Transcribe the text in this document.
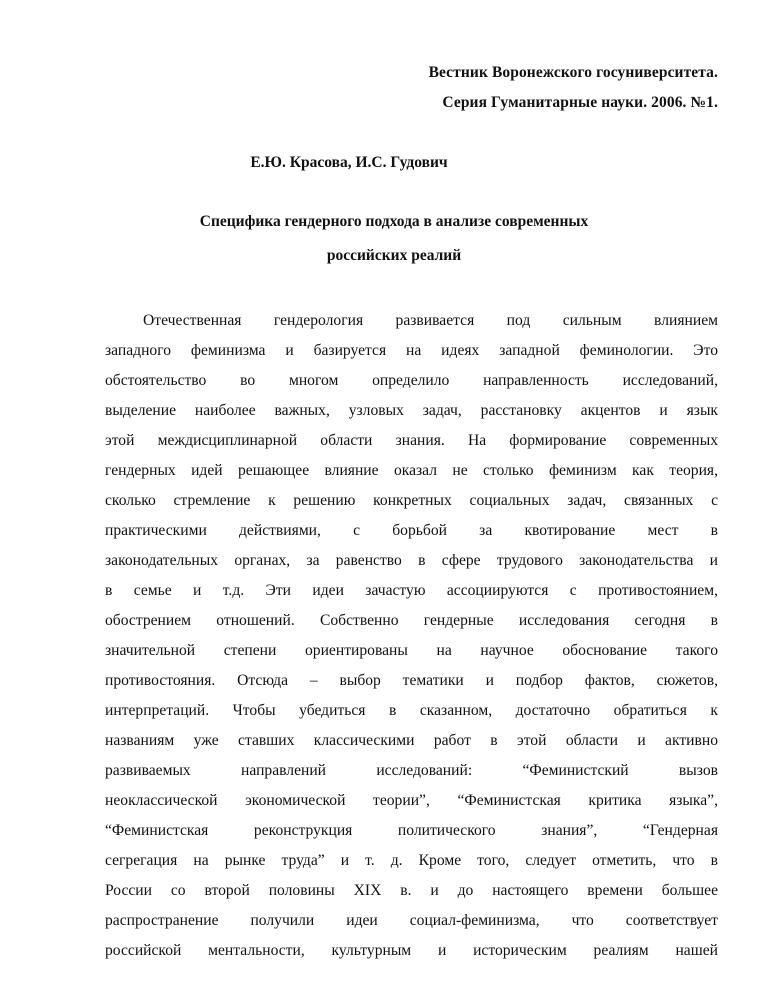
Вестник Воронежского госуниверситета.
Серия Гуманитарные науки. 2006. №1.
Е.Ю. Красова, И.С. Гудович
Специфика гендерного подхода в анализе современных
российских реалий
Отечественная гендерология развивается под сильным влиянием
западного феминизма и базируется на идеях западной феминологии. Это
обстоятельство во многом определило направленность исследований,
выделение наиболее важных, узловых задач, расстановку акцентов и язык
этой междисциплинарной области знания. На формирование современных
гендерных идей решающее влияние оказал не столько феминизм как теория,
сколько стремление к решению конкретных социальных задач, связанных с
практическими действиями, с борьбой за квотирование мест в
законодательных органах, за равенство в сфере трудового законодательства и
в семье и т.д. Эти идеи зачастую ассоциируются с противостоянием,
обострением отношений. Собственно гендерные исследования сегодня в
значительной степени ориентированы на научное обоснование такого
противостояния. Отсюда – выбор тематики и подбор фактов, сюжетов,
интерпретаций. Чтобы убедиться в сказанном, достаточно обратиться к
названиям уже ставших классическими работ в этой области и активно
развиваемых направлений исследований: “Феминистский вызов
неоклассической экономической теории”, “Феминистская критика языка”,
“Феминистская реконструкция политического знания”, “Гендерная
сегрегация на рынке труда” и т. д. Кроме того, следует отметить, что в
России со второй половины XIX в. и до настоящего времени большее
распространение получили идеи социал-феминизма, что соответствует
российской ментальности, культурным и историческим реалиям нашей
————————
▶ Aim: Check every line of the records above for the string "задач" and say how many contain it, giving the number alone.

▶ Completed task: 2